Exercise
The records below must be output exactly, without pictures.

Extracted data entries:
▽

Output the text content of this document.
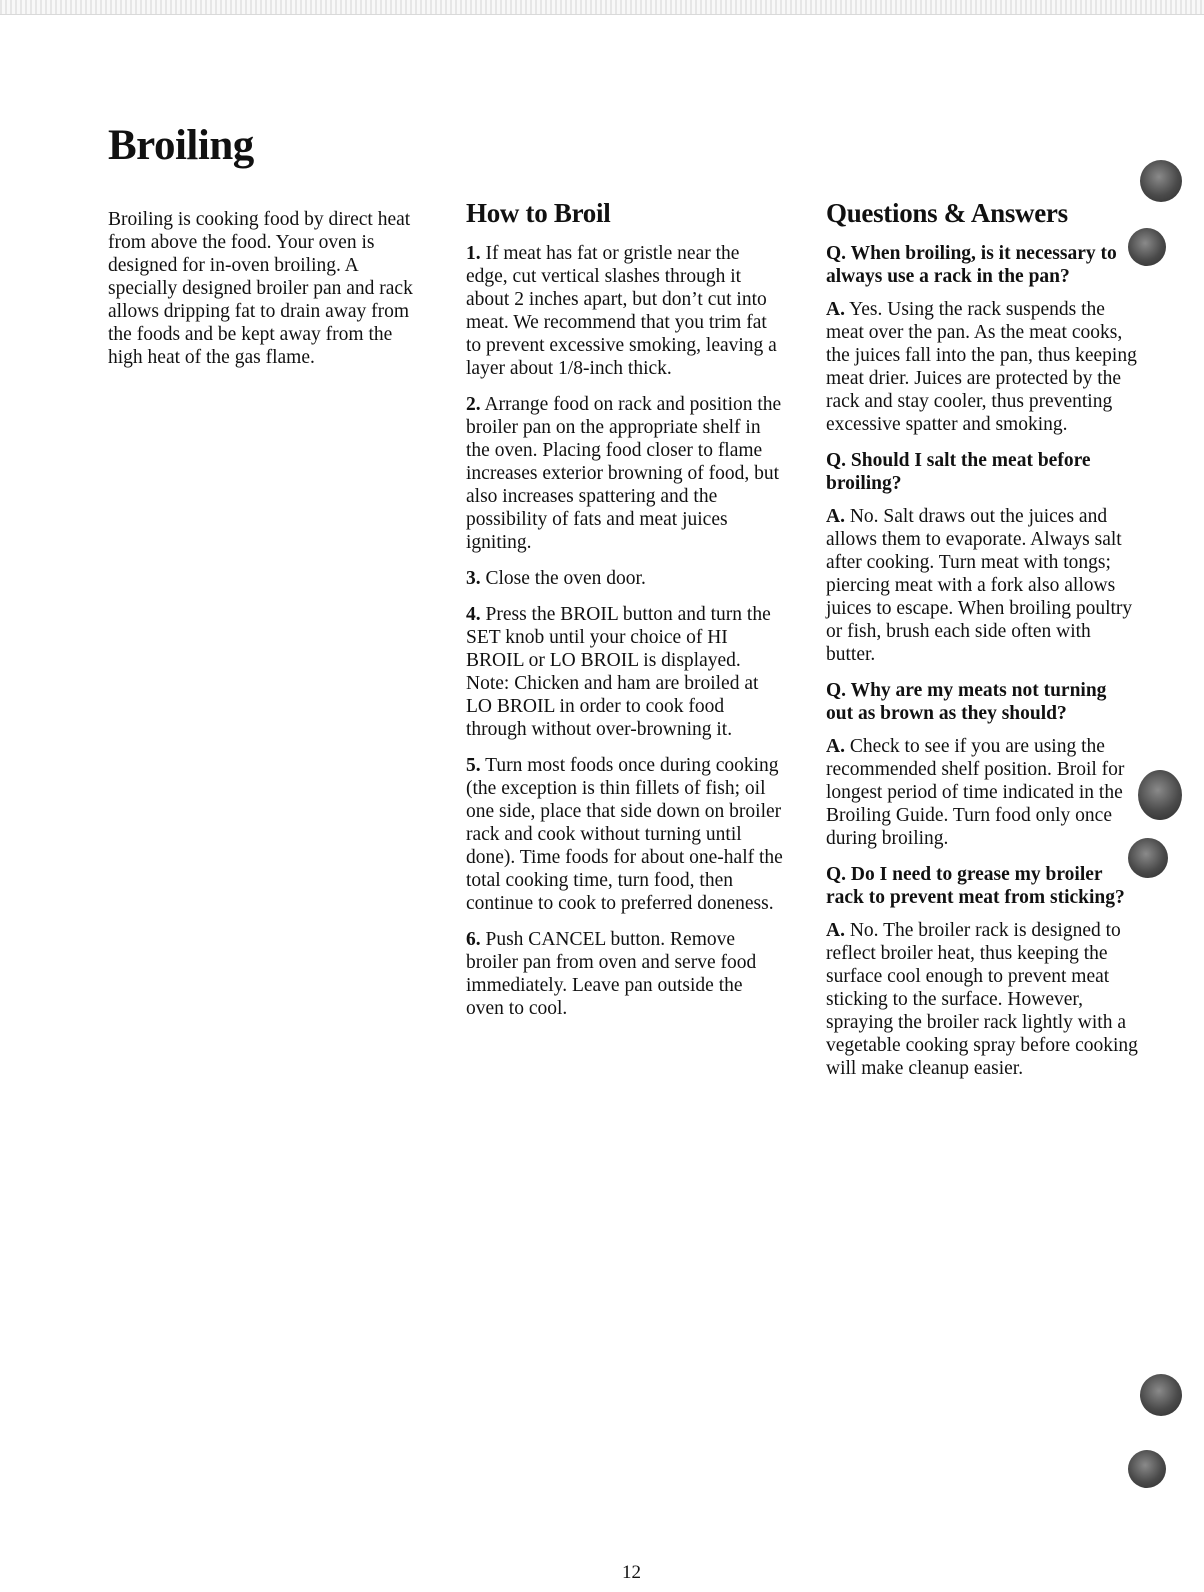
Broiling

Broiling is cooking food by direct heat from above the food. Your oven is designed for in-oven broiling. A specially designed broiler pan and rack allows dripping fat to drain away from the foods and be kept away from the high heat of the gas flame.

How to Broil

1. If meat has fat or gristle near the edge, cut vertical slashes through it about 2 inches apart, but don’t cut into meat. We recommend that you trim fat to prevent excessive smoking, leaving a layer about 1/8-inch thick.

2. Arrange food on rack and position the broiler pan on the appropriate shelf in the oven. Placing food closer to flame increases exterior browning of food, but also increases spattering and the possibility of fats and meat juices igniting.

3. Close the oven door.

4. Press the BROIL button and turn the SET knob until your choice of HI BROIL or LO BROIL is displayed. Note: Chicken and ham are broiled at LO BROIL in order to cook food through without over-browning it.

5. Turn most foods once during cooking (the exception is thin fillets of fish; oil one side, place that side down on broiler rack and cook without turning until done). Time foods for about one-half the total cooking time, turn food, then continue to cook to preferred doneness.

6. Push CANCEL button. Remove broiler pan from oven and serve food immediately. Leave pan outside the oven to cool.

Questions & Answers

Q. When broiling, is it necessary to always use a rack in the pan?

A. Yes. Using the rack suspends the meat over the pan. As the meat cooks, the juices fall into the pan, thus keeping meat drier. Juices are protected by the rack and stay cooler, thus preventing excessive spatter and smoking.

Q. Should I salt the meat before broiling?

A. No. Salt draws out the juices and allows them to evaporate. Always salt after cooking. Turn meat with tongs; piercing meat with a fork also allows juices to escape. When broiling poultry or fish, brush each side often with butter.

Q. Why are my meats not turning out as brown as they should?

A. Check to see if you are using the recommended shelf position. Broil for longest period of time indicated in the Broiling Guide. Turn food only once during broiling.

Q. Do I need to grease my broiler rack to prevent meat from sticking?

A. No. The broiler rack is designed to reflect broiler heat, thus keeping the surface cool enough to prevent meat sticking to the surface. However, spraying the broiler rack lightly with a vegetable cooking spray before cooking will make cleanup easier.

12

△

Exercise output
Output the text content of this document.
Broiling

Broiling is cooking food by direct heat from above the food. Your oven is designed for in-oven broiling. A specially designed broiler pan and rack allows dripping fat to drain away from the foods and be kept away from the high heat of the gas flame.

How to Broil

1. If meat has fat or gristle near the edge, cut vertical slashes through it about 2 inches apart, but don’t cut into meat. We recommend that you trim fat to prevent excessive smoking, leaving a layer about 1/8-inch thick.

2. Arrange food on rack and position the broiler pan on the appropriate shelf in the oven. Placing food closer to flame increases exterior browning of food, but also increases spattering and the possibility of fats and meat juices igniting.

3. Close the oven door.

4. Press the BROIL button and turn the SET knob until your choice of HI BROIL or LO BROIL is displayed. Note: Chicken and ham are broiled at LO BROIL in order to cook food through without over-browning it.

5. Turn most foods once during cooking (the exception is thin fillets of fish; oil one side, place that side down on broiler rack and cook without turning until done). Time foods for about one-half the total cooking time, turn food, then continue to cook to preferred doneness.

6. Push CANCEL button. Remove broiler pan from oven and serve food immediately. Leave pan outside the oven to cool.

Questions & Answers

Q. When broiling, is it necessary to always use a rack in the pan?

A. Yes. Using the rack suspends the meat over the pan. As the meat cooks, the juices fall into the pan, thus keeping meat drier. Juices are protected by the rack and stay cooler, thus preventing excessive spatter and smoking.

Q. Should I salt the meat before broiling?

A. No. Salt draws out the juices and allows them to evaporate. Always salt after cooking. Turn meat with tongs; piercing meat with a fork also allows juices to escape. When broiling poultry or fish, brush each side often with butter.

Q. Why are my meats not turning out as brown as they should?

A. Check to see if you are using the recommended shelf position. Broil for longest period of time indicated in the Broiling Guide. Turn food only once during broiling.

Q. Do I need to grease my broiler rack to prevent meat from sticking?

A. No. The broiler rack is designed to reflect broiler heat, thus keeping the surface cool enough to prevent meat sticking to the surface. However, spraying the broiler rack lightly with a vegetable cooking spray before cooking will make cleanup easier.

12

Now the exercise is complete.